_Dataset rows_.
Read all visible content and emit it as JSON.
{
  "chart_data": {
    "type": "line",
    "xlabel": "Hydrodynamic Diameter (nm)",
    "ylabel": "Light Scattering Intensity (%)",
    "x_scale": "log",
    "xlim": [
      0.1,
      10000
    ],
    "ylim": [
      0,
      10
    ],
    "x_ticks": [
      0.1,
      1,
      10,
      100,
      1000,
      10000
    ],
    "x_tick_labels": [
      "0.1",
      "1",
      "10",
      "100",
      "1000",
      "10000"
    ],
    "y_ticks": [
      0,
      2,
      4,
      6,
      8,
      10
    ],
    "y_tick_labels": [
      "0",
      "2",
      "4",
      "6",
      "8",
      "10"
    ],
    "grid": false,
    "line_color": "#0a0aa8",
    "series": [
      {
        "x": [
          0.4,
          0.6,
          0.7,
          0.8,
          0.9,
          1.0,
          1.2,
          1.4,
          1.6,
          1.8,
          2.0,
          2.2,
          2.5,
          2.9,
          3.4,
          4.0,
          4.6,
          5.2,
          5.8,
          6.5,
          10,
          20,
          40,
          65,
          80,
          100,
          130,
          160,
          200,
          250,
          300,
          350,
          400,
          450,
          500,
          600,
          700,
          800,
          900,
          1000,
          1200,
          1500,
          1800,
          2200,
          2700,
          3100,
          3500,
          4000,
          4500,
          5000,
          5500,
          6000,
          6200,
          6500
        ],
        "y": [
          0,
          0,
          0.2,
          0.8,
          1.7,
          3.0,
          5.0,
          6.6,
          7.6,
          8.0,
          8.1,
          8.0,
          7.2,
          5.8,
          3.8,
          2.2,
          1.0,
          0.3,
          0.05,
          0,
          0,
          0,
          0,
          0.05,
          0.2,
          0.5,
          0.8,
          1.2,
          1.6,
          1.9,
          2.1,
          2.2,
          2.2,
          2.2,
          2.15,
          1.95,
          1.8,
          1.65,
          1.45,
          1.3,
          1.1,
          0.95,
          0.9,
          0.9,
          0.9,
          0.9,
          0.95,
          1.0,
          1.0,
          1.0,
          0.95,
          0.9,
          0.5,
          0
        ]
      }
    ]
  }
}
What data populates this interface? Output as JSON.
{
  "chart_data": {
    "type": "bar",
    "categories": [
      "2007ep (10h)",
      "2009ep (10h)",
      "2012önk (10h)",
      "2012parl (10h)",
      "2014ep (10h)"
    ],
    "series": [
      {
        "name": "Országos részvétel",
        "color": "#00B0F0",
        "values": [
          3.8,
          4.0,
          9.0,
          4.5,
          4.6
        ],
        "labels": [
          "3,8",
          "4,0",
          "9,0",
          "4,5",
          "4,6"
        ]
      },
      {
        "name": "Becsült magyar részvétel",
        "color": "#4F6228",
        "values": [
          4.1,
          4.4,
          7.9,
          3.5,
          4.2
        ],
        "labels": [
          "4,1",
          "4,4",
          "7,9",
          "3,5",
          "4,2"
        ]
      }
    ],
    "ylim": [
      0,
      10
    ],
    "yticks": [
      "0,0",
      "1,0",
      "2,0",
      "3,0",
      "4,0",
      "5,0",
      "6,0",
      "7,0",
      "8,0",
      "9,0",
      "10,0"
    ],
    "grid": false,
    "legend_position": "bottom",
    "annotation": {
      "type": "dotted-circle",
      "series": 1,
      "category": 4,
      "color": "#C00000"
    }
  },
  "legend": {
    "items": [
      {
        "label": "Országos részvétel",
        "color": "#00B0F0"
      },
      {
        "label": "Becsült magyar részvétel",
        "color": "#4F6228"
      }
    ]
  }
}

_Description of the task_.
Your task is to quote all of the data word for word.

_Finished exercise_.
Read all visible content and emit it as JSON.
{
  "chart_data": {
    "type": "line",
    "xlabel": "Hydrodynamic Diameter (nm)",
    "ylabel": "Light Scattering Intensity (%)",
    "x_scale": "log",
    "xlim": [
      0.1,
      10000
    ],
    "ylim": [
      0,
      10
    ],
    "x_ticks": [
      0.1,
      1,
      10,
      100,
      1000,
      10000
    ],
    "x_tick_labels": [
      "0.1",
      "1",
      "10",
      "100",
      "1000",
      "10000"
    ],
    "y_ticks": [
      0,
      2,
      4,
      6,
      8,
      10
    ],
    "y_tick_labels": [
      "0",
      "2",
      "4",
      "6",
      "8",
      "10"
    ],
    "grid": false,
    "line_color": "#0a0aa8",
    "series": [
      {
        "x": [
          0.4,
          0.6,
          0.7,
          0.8,
          0.9,
          1.0,
          1.2,
          1.4,
          1.6,
          1.8,
          2.0,
          2.2,
          2.5,
          2.9,
          3.4,
          4.0,
          4.6,
          5.2,
          5.8,
          6.5,
          10,
          20,
          40,
          65,
          80,
          100,
          130,
          160,
          200,
          250,
          300,
          350,
          400,
          450,
          500,
          600,
          700,
          800,
          900,
          1000,
          1200,
          1500,
          1800,
          2200,
          2700,
          3100,
          3500,
          4000,
          4500,
          5000,
          5500,
          6000,
          6200,
          6500
        ],
        "y": [
          0,
          0,
          0.2,
          0.8,
          1.7,
          3.0,
          5.0,
          6.6,
          7.6,
          8.0,
          8.1,
          8.0,
          7.2,
          5.8,
          3.8,
          2.2,
          1.0,
          0.3,
          0.05,
          0,
          0,
          0,
          0,
          0.05,
          0.2,
          0.5,
          0.8,
          1.2,
          1.6,
          1.9,
          2.1,
          2.2,
          2.2,
          2.2,
          2.15,
          1.95,
          1.8,
          1.65,
          1.45,
          1.3,
          1.1,
          0.95,
          0.9,
          0.9,
          0.9,
          0.9,
          0.95,
          1.0,
          1.0,
          1.0,
          0.95,
          0.9,
          0.5,
          0
        ]
      }
    ]
  }
}
What data populates this interface? Output as JSON.
{
  "chart_data": {
    "type": "bar",
    "categories": [
      "2007ep (10h)",
      "2009ep (10h)",
      "2012önk (10h)",
      "2012parl (10h)",
      "2014ep (10h)"
    ],
    "series": [
      {
        "name": "Országos részvétel",
        "color": "#00B0F0",
        "values": [
          3.8,
          4.0,
          9.0,
          4.5,
          4.6
        ],
        "labels": [
          "3,8",
          "4,0",
          "9,0",
          "4,5",
          "4,6"
        ]
      },
      {
        "name": "Becsült magyar részvétel",
        "color": "#4F6228",
        "values": [
          4.1,
          4.4,
          7.9,
          3.5,
          4.2
        ],
        "labels": [
          "4,1",
          "4,4",
          "7,9",
          "3,5",
          "4,2"
        ]
      }
    ],
    "ylim": [
      0,
      10
    ],
    "yticks": [
      "0,0",
      "1,0",
      "2,0",
      "3,0",
      "4,0",
      "5,0",
      "6,0",
      "7,0",
      "8,0",
      "9,0",
      "10,0"
    ],
    "grid": false,
    "legend_position": "bottom",
    "annotation": {
      "type": "dotted-circle",
      "series": 1,
      "category": 4,
      "color": "#C00000"
    }
  },
  "legend": {
    "items": [
      {
        "label": "Országos részvétel",
        "color": "#00B0F0"
      },
      {
        "label": "Becsült magyar részvétel",
        "color": "#4F6228"
      }
    ]
  }
}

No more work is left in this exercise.